### Objective
Format the rows from the first one through the one containing "data-point — [420, 722, 427, 729]" as a Markdown table with the columns Number and Content, numbering each line and leaving out blank lines.

──────── Dataset excerpts ────────

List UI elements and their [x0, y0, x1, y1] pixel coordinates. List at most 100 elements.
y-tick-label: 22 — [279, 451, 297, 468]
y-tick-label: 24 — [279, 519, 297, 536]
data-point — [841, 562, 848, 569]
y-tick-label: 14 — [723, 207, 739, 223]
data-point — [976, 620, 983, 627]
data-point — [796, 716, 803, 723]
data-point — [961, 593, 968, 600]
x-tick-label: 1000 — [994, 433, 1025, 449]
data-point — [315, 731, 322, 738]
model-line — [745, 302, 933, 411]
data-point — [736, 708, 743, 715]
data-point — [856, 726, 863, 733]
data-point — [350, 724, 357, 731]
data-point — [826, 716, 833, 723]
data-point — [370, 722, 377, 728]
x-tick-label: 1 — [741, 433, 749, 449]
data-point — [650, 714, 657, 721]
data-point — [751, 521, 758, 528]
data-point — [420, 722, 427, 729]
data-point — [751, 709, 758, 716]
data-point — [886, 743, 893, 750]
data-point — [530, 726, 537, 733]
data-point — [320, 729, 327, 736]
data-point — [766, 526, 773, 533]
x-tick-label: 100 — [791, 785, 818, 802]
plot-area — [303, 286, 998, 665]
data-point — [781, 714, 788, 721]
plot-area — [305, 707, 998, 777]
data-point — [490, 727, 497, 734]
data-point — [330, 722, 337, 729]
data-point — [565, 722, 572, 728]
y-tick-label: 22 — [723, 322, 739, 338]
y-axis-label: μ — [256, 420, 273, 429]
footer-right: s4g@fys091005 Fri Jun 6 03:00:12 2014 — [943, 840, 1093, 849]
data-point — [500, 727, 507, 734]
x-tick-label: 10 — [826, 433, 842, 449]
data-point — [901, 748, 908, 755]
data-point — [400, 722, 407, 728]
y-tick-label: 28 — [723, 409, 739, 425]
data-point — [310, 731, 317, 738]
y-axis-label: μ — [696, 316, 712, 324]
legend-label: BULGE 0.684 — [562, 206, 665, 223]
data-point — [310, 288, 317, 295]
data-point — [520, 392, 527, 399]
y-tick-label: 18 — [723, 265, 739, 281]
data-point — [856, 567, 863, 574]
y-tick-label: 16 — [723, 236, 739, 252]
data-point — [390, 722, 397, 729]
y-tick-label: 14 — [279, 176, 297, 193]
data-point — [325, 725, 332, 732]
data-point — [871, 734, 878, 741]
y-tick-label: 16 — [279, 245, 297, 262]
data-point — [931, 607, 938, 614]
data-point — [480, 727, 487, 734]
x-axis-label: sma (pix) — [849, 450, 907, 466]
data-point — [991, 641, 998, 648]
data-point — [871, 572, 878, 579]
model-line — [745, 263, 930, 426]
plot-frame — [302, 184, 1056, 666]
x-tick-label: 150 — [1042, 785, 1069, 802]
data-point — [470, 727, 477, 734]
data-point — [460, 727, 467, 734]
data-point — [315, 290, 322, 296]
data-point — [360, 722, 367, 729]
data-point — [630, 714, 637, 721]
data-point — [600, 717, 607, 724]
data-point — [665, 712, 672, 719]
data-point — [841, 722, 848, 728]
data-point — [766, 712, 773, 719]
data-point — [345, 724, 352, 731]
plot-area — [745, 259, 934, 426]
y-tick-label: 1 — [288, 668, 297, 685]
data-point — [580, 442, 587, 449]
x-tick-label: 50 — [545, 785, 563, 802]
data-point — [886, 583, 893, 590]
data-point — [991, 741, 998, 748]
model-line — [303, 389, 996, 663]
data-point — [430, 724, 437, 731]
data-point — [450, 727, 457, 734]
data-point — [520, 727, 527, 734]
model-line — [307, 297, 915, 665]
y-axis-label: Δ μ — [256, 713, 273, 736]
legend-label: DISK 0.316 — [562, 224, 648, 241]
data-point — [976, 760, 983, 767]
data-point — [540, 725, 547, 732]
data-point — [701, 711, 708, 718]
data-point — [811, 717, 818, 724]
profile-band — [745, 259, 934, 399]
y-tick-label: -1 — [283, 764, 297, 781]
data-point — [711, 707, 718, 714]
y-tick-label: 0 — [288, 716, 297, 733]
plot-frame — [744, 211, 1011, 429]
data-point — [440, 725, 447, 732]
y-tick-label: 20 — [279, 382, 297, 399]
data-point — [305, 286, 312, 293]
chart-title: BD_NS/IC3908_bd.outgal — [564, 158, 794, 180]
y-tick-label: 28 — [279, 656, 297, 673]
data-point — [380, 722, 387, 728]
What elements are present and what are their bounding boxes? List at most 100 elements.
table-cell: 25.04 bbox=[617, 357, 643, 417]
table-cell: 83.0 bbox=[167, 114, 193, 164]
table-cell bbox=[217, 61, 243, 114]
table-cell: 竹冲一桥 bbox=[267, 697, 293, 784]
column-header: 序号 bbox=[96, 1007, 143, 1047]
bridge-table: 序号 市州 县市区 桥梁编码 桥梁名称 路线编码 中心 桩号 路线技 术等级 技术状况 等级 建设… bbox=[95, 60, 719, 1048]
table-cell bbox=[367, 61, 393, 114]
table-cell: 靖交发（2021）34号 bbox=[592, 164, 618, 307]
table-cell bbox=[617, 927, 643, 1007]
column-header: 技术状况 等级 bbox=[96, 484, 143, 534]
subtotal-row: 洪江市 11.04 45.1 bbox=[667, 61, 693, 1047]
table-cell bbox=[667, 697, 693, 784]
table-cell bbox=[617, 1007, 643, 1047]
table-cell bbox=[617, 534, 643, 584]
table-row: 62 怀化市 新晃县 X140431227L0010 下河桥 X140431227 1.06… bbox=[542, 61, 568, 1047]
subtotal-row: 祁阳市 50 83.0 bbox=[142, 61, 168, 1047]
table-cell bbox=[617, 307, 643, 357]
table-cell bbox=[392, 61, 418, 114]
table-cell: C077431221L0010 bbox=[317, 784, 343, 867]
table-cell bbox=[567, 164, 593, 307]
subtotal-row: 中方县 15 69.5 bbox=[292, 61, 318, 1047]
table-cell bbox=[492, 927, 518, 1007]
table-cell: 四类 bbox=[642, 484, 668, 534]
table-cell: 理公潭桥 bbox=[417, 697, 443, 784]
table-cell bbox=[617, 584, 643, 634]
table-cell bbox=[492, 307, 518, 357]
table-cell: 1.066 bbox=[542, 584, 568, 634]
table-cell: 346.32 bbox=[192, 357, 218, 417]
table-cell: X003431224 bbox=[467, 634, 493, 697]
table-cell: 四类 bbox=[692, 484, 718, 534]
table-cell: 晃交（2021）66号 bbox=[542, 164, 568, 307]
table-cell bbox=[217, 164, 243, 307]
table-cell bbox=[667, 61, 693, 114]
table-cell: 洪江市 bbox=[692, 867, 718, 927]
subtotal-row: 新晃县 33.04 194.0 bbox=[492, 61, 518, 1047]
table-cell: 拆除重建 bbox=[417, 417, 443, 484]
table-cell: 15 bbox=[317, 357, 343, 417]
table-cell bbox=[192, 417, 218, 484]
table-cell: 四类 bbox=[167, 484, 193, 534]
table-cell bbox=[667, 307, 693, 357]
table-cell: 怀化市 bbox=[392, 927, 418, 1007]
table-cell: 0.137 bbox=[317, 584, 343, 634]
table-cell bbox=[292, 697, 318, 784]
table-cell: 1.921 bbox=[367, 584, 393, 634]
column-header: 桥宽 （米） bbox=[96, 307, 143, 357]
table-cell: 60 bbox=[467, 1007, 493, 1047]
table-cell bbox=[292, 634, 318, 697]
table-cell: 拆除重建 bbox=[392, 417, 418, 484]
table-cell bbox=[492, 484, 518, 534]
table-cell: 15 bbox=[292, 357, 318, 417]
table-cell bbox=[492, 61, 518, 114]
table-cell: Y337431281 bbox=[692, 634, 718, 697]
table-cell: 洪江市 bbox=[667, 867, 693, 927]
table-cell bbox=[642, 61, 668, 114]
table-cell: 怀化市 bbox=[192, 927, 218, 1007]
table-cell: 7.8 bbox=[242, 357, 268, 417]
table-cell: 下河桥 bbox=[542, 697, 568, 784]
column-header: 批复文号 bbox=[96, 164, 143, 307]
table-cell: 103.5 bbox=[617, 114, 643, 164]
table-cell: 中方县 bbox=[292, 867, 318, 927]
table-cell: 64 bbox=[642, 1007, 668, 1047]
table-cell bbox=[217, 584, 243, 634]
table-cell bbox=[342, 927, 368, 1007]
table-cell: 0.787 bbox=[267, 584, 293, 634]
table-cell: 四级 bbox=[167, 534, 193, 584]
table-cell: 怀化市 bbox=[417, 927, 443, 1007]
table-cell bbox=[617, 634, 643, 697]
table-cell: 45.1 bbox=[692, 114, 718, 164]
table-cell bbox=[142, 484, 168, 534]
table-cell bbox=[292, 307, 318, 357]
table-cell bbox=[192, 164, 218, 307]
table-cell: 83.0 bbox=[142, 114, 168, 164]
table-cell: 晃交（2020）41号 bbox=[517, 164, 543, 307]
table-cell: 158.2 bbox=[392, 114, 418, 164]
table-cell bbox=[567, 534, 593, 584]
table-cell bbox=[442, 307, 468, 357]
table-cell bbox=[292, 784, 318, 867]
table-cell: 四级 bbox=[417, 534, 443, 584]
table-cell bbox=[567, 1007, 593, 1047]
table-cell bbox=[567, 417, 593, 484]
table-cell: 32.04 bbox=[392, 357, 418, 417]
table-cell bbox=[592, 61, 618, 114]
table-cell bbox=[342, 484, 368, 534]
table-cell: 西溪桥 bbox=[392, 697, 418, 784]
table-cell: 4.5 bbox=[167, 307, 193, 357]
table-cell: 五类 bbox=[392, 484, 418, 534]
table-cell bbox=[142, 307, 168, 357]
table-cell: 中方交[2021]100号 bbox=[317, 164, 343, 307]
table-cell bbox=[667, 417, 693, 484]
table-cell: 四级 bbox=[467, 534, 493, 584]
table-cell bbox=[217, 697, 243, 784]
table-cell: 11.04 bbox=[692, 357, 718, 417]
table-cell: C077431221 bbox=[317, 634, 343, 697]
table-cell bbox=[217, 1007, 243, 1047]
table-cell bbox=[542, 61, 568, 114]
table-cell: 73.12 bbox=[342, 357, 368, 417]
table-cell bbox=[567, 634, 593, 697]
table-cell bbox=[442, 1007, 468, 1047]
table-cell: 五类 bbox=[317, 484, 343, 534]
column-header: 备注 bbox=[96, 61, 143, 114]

────────

### Complete response
| Number | Content |
|---|---|
| 1 | List UI elements and their [x0, y0, x1, y1] pixel coordinates. List at most 100 elements. |
| 2 | y-tick-label: 22 — [279, 451, 297, 468] |
| 3 | y-tick-label: 24 — [279, 519, 297, 536] |
| 4 | data-point — [841, 562, 848, 569] |
| 5 | y-tick-label: 14 — [723, 207, 739, 223] |
| 6 | data-point — [976, 620, 983, 627] |
| 7 | data-point — [796, 716, 803, 723] |
| 8 | data-point — [961, 593, 968, 600] |
| 9 | x-tick-label: 1000 — [994, 433, 1025, 449] |
| 10 | data-point — [315, 731, 322, 738] |
| 11 | model-line — [745, 302, 933, 411] |
| 12 | data-point — [736, 708, 743, 715] |
| 13 | data-point — [856, 726, 863, 733] |
| 14 | data-point — [350, 724, 357, 731] |
| 15 | data-point — [826, 716, 833, 723] |
| 16 | data-point — [370, 722, 377, 728] |
| 17 | x-tick-label: 1 — [741, 433, 749, 449] |
| 18 | data-point — [650, 714, 657, 721] |
| 19 | data-point — [751, 521, 758, 528] |
| 20 | data-point — [420, 722, 427, 729] |